● Set task:
Extract each line of the data and write it out again exactly.

[A run of records]
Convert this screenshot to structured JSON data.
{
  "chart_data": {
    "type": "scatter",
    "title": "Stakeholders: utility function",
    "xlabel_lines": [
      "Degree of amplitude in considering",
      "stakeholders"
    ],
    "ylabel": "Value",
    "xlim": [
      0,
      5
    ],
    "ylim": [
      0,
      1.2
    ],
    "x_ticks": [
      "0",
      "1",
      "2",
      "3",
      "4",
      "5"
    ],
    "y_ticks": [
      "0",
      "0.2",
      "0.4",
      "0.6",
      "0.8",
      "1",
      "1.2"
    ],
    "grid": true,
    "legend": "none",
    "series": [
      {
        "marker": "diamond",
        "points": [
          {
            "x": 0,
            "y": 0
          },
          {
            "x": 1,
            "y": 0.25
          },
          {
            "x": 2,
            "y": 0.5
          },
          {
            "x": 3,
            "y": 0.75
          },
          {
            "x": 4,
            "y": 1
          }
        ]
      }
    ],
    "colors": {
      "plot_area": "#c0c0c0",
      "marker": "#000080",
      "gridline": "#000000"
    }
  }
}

● Worked answer:
Convert this screenshot to structured JSON data.
{
  "chart_data": {
    "type": "scatter",
    "title": "Stakeholders: utility function",
    "xlabel_lines": [
      "Degree of amplitude in considering",
      "stakeholders"
    ],
    "ylabel": "Value",
    "xlim": [
      0,
      5
    ],
    "ylim": [
      0,
      1.2
    ],
    "x_ticks": [
      "0",
      "1",
      "2",
      "3",
      "4",
      "5"
    ],
    "y_ticks": [
      "0",
      "0.2",
      "0.4",
      "0.6",
      "0.8",
      "1",
      "1.2"
    ],
    "grid": true,
    "legend": "none",
    "series": [
      {
        "marker": "diamond",
        "points": [
          {
            "x": 0,
            "y": 0
          },
          {
            "x": 1,
            "y": 0.25
          },
          {
            "x": 2,
            "y": 0.5
          },
          {
            "x": 3,
            "y": 0.75
          },
          {
            "x": 4,
            "y": 1
          }
        ]
      }
    ],
    "colors": {
      "plot_area": "#c0c0c0",
      "marker": "#000080",
      "gridline": "#000000"
    }
  }
}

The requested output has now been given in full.